Can you give all the records again without altering a single character?

========

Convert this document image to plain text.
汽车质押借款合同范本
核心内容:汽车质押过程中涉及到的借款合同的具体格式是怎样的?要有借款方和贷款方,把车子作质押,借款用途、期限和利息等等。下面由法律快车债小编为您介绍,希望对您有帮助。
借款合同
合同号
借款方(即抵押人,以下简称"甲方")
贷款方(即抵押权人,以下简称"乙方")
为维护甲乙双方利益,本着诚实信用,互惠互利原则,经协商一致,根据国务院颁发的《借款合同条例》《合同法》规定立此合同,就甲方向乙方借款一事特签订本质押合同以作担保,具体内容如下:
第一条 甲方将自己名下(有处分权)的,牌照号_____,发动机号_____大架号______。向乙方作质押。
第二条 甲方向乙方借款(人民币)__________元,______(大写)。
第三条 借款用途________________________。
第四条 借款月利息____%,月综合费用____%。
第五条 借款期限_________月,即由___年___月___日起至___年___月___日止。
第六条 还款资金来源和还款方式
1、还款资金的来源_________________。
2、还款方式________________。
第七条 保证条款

========

• [Answer below]
Convert this document image to plain text.
汽车质押借款合同范本
核心内容:汽车质押过程中涉及到的借款合同的具体格式是怎样的?要有借款方和贷款方,把车子作质押,借款用途、期限和利息等等。下面由法律快车债小编为您介绍,希望对您有帮助。
借款合同
合同号
借款方(即抵押人,以下简称"甲方")
贷款方(即抵押权人,以下简称"乙方")
为维护甲乙双方利益,本着诚实信用,互惠互利原则,经协商一致,根据国务院颁发的《借款合同条例》《合同法》规定立此合同,就甲方向乙方借款一事特签订本质押合同以作担保,具体内容如下:
第一条 甲方将自己名下(有处分权)的,牌照号_____,发动机号_____大架号______。向乙方作质押。
第二条 甲方向乙方借款(人民币)__________元,______(大写)。
第三条 借款用途________________________。
第四条 借款月利息____%,月综合费用____%。
第五条 借款期限_________月,即由___年___月___日起至___年___月___日止。
第六条 还款资金来源和还款方式
1、还款资金的来源_________________。
2、还款方式________________。
第七条 保证条款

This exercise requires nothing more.